++++ Material ++++

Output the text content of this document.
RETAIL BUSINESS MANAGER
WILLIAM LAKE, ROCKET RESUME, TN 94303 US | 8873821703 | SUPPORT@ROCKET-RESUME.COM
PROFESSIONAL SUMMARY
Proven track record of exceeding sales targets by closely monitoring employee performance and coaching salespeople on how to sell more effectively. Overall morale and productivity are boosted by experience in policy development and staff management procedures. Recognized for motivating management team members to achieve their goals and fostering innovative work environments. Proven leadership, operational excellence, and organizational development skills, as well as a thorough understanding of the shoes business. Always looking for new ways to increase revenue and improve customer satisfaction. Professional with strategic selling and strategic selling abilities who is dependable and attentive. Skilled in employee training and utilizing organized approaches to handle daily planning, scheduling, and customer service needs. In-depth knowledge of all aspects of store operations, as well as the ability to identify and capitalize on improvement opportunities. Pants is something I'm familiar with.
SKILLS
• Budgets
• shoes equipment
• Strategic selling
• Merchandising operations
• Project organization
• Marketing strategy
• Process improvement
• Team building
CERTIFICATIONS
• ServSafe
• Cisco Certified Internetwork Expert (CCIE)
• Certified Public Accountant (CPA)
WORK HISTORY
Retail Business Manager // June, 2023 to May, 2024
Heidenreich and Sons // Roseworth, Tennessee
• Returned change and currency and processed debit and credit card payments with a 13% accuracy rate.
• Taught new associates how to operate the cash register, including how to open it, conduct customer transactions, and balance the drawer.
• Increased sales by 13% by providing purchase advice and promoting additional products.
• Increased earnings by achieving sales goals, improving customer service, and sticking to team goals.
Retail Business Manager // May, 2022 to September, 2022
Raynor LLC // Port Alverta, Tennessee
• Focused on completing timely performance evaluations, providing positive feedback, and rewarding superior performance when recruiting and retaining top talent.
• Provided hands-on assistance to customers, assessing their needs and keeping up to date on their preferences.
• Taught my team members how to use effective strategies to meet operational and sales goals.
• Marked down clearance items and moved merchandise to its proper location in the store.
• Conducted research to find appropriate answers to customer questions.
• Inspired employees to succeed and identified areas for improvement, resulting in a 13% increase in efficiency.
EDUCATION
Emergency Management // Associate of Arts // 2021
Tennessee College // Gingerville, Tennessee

++++

What to work on:
Each entry is to be returned in full, character for character.

Finished task:
Output the text content of this document.
RETAIL BUSINESS MANAGER
WILLIAM LAKE, ROCKET RESUME, TN 94303 US | 8873821703 | SUPPORT@ROCKET-RESUME.COM
PROFESSIONAL SUMMARY
Proven track record of exceeding sales targets by closely monitoring employee performance and coaching salespeople on how to sell more effectively. Overall morale and productivity are boosted by experience in policy development and staff management procedures. Recognized for motivating management team members to achieve their goals and fostering innovative work environments. Proven leadership, operational excellence, and organizational development skills, as well as a thorough understanding of the shoes business. Always looking for new ways to increase revenue and improve customer satisfaction. Professional with strategic selling and strategic selling abilities who is dependable and attentive. Skilled in employee training and utilizing organized approaches to handle daily planning, scheduling, and customer service needs. In-depth knowledge of all aspects of store operations, as well as the ability to identify and capitalize on improvement opportunities. Pants is something I'm familiar with.
SKILLS
• Budgets
• shoes equipment
• Strategic selling
• Merchandising operations
• Project organization
• Marketing strategy
• Process improvement
• Team building
CERTIFICATIONS
• ServSafe
• Cisco Certified Internetwork Expert (CCIE)
• Certified Public Accountant (CPA)
WORK HISTORY
Retail Business Manager // June, 2023 to May, 2024
Heidenreich and Sons // Roseworth, Tennessee
• Returned change and currency and processed debit and credit card payments with a 13% accuracy rate.
• Taught new associates how to operate the cash register, including how to open it, conduct customer transactions, and balance the drawer.
• Increased sales by 13% by providing purchase advice and promoting additional products.
• Increased earnings by achieving sales goals, improving customer service, and sticking to team goals.
Retail Business Manager // May, 2022 to September, 2022
Raynor LLC // Port Alverta, Tennessee
• Focused on completing timely performance evaluations, providing positive feedback, and rewarding superior performance when recruiting and retaining top talent.
• Provided hands-on assistance to customers, assessing their needs and keeping up to date on their preferences.
• Taught my team members how to use effective strategies to meet operational and sales goals.
• Marked down clearance items and moved merchandise to its proper location in the store.
• Conducted research to find appropriate answers to customer questions.
• Inspired employees to succeed and identified areas for improvement, resulting in a 13% increase in efficiency.
EDUCATION
Emergency Management // Associate of Arts // 2021
Tennessee College // Gingerville, Tennessee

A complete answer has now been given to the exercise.